## Exercise objective
Reproduce the records below exactly as they appear, omitting any pictures they contain.

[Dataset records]
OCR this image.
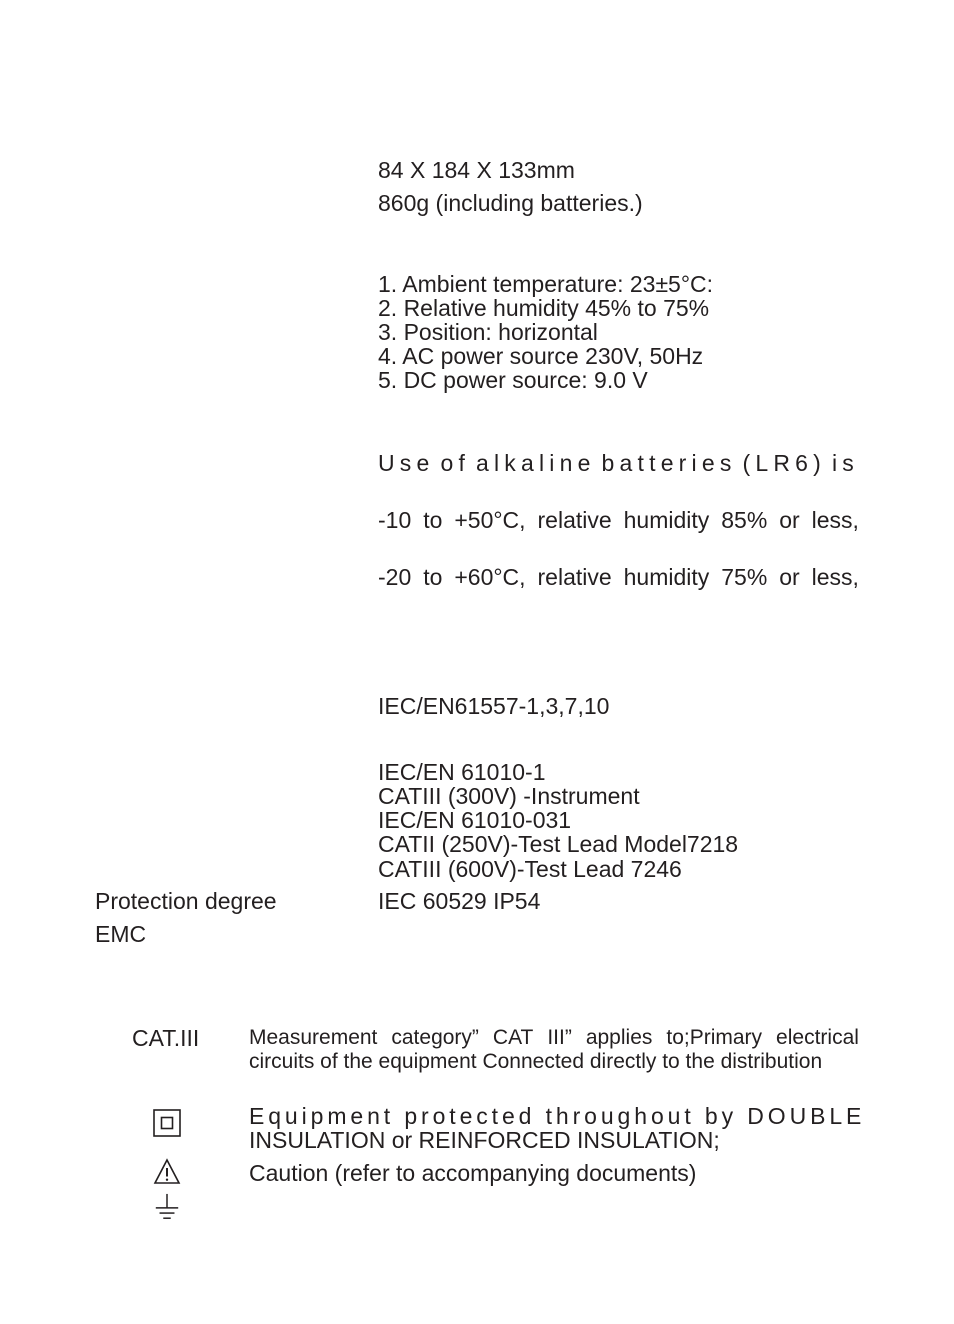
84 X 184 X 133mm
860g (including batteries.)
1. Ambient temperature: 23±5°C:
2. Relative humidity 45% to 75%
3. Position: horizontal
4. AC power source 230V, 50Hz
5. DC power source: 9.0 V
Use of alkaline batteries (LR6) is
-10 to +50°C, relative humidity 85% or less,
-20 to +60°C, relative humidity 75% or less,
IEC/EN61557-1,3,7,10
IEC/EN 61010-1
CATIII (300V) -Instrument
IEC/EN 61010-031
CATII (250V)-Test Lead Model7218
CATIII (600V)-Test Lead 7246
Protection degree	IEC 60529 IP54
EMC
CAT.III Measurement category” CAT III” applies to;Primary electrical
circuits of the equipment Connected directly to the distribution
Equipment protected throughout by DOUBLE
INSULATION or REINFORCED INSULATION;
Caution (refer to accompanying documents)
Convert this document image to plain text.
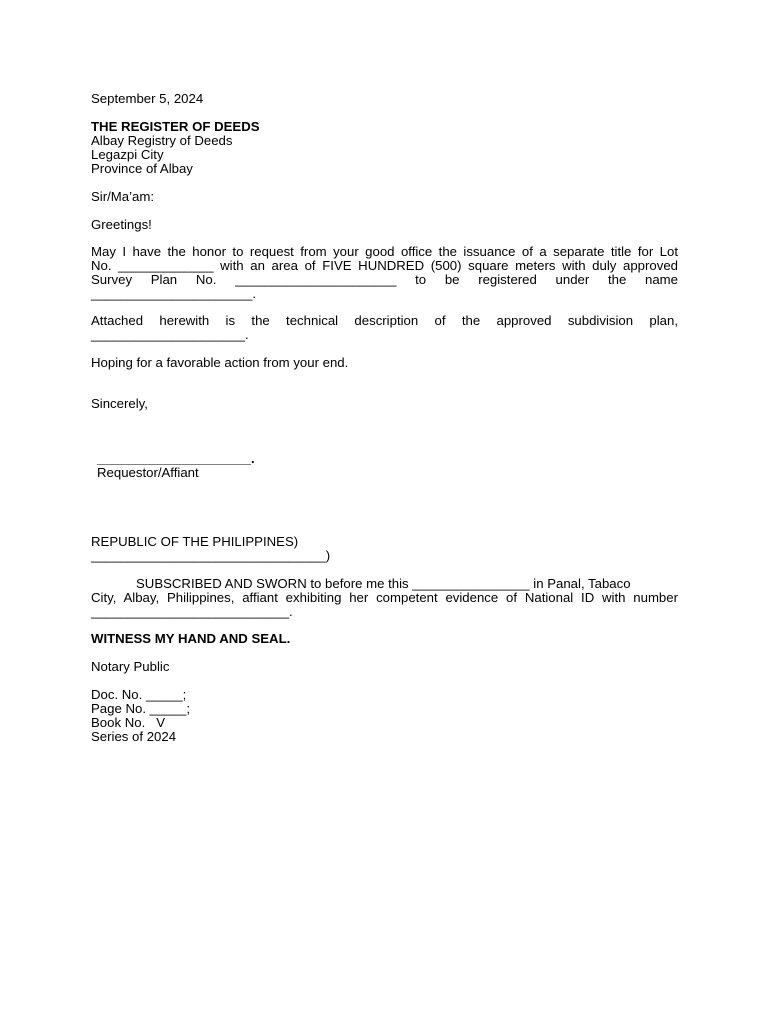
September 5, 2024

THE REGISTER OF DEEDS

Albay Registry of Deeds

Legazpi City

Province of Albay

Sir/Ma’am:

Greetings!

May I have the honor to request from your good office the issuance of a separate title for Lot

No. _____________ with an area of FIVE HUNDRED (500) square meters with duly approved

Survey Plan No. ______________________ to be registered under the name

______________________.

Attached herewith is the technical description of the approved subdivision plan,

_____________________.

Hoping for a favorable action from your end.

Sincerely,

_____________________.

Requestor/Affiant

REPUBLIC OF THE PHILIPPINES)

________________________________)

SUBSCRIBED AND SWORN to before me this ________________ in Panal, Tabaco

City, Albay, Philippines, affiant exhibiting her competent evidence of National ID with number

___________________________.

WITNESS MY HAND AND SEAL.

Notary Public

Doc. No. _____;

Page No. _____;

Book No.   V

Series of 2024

## Result of the exercise
OCR this image.
84 X 184 X 133mm
860g (including batteries.)
1. Ambient temperature: 23±5°C:
2. Relative humidity 45% to 75%
3. Position: horizontal
4. AC power source 230V, 50Hz
5. DC power source: 9.0 V
Use of alkaline batteries (LR6) is
-10 to +50°C, relative humidity 85% or less,
-20 to +60°C, relative humidity 75% or less,
IEC/EN61557-1,3,7,10
IEC/EN 61010-1
CATIII (300V) -Instrument
IEC/EN 61010-031
CATII (250V)-Test Lead Model7218
CATIII (600V)-Test Lead 7246
Protection degree	IEC 60529 IP54
EMC
CAT.III Measurement category” CAT III” applies to;Primary electrical
circuits of the equipment Connected directly to the distribution
Equipment protected throughout by DOUBLE
INSULATION or REINFORCED INSULATION;
Caution (refer to accompanying documents)
Convert this document image to plain text.
September 5, 2024

THE REGISTER OF DEEDS

Albay Registry of Deeds

Legazpi City

Province of Albay

Sir/Ma’am:

Greetings!

May I have the honor to request from your good office the issuance of a separate title for Lot

No. _____________ with an area of FIVE HUNDRED (500) square meters with duly approved

Survey Plan No. ______________________ to be registered under the name

______________________.

Attached herewith is the technical description of the approved subdivision plan,

_____________________.

Hoping for a favorable action from your end.

Sincerely,

_____________________.

Requestor/Affiant

REPUBLIC OF THE PHILIPPINES)

________________________________)

SUBSCRIBED AND SWORN to before me this ________________ in Panal, Tabaco

City, Albay, Philippines, affiant exhibiting her competent evidence of National ID with number

___________________________.

WITNESS MY HAND AND SEAL.

Notary Public

Doc. No. _____;

Page No. _____;

Book No.   V

Series of 2024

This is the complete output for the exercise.